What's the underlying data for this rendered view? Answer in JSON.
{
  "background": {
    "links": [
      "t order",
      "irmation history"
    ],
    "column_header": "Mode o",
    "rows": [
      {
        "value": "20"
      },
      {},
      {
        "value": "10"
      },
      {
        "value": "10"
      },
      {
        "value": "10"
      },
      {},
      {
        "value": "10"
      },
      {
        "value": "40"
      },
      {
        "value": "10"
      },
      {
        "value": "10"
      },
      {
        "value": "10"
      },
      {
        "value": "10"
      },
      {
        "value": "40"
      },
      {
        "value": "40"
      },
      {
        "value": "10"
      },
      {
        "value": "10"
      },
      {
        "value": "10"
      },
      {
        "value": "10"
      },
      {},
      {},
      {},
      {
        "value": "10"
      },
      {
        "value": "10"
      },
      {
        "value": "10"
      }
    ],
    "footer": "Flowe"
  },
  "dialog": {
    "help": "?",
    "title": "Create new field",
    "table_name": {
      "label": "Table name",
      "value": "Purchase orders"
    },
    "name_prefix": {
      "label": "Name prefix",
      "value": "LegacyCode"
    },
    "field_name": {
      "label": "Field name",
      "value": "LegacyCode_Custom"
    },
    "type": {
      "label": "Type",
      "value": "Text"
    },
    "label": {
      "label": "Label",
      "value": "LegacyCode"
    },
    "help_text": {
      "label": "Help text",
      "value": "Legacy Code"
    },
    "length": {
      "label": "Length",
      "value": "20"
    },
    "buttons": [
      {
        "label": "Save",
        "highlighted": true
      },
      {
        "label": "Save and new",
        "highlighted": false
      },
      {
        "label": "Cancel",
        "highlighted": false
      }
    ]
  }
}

----------------

*To do:*
Extract every record and return it verbatim.

*Finished answer:*
What's the underlying data for this rendered view? Answer in JSON.
{
  "background": {
    "links": [
      "t order",
      "irmation history"
    ],
    "column_header": "Mode o",
    "rows": [
      {
        "value": "20"
      },
      {},
      {
        "value": "10"
      },
      {
        "value": "10"
      },
      {
        "value": "10"
      },
      {},
      {
        "value": "10"
      },
      {
        "value": "40"
      },
      {
        "value": "10"
      },
      {
        "value": "10"
      },
      {
        "value": "10"
      },
      {
        "value": "10"
      },
      {
        "value": "40"
      },
      {
        "value": "40"
      },
      {
        "value": "10"
      },
      {
        "value": "10"
      },
      {
        "value": "10"
      },
      {
        "value": "10"
      },
      {},
      {},
      {},
      {
        "value": "10"
      },
      {
        "value": "10"
      },
      {
        "value": "10"
      }
    ],
    "footer": "Flowe"
  },
  "dialog": {
    "help": "?",
    "title": "Create new field",
    "table_name": {
      "label": "Table name",
      "value": "Purchase orders"
    },
    "name_prefix": {
      "label": "Name prefix",
      "value": "LegacyCode"
    },
    "field_name": {
      "label": "Field name",
      "value": "LegacyCode_Custom"
    },
    "type": {
      "label": "Type",
      "value": "Text"
    },
    "label": {
      "label": "Label",
      "value": "LegacyCode"
    },
    "help_text": {
      "label": "Help text",
      "value": "Legacy Code"
    },
    "length": {
      "label": "Length",
      "value": "20"
    },
    "buttons": [
      {
        "label": "Save",
        "highlighted": true
      },
      {
        "label": "Save and new",
        "highlighted": false
      },
      {
        "label": "Cancel",
        "highlighted": false
      }
    ]
  }
}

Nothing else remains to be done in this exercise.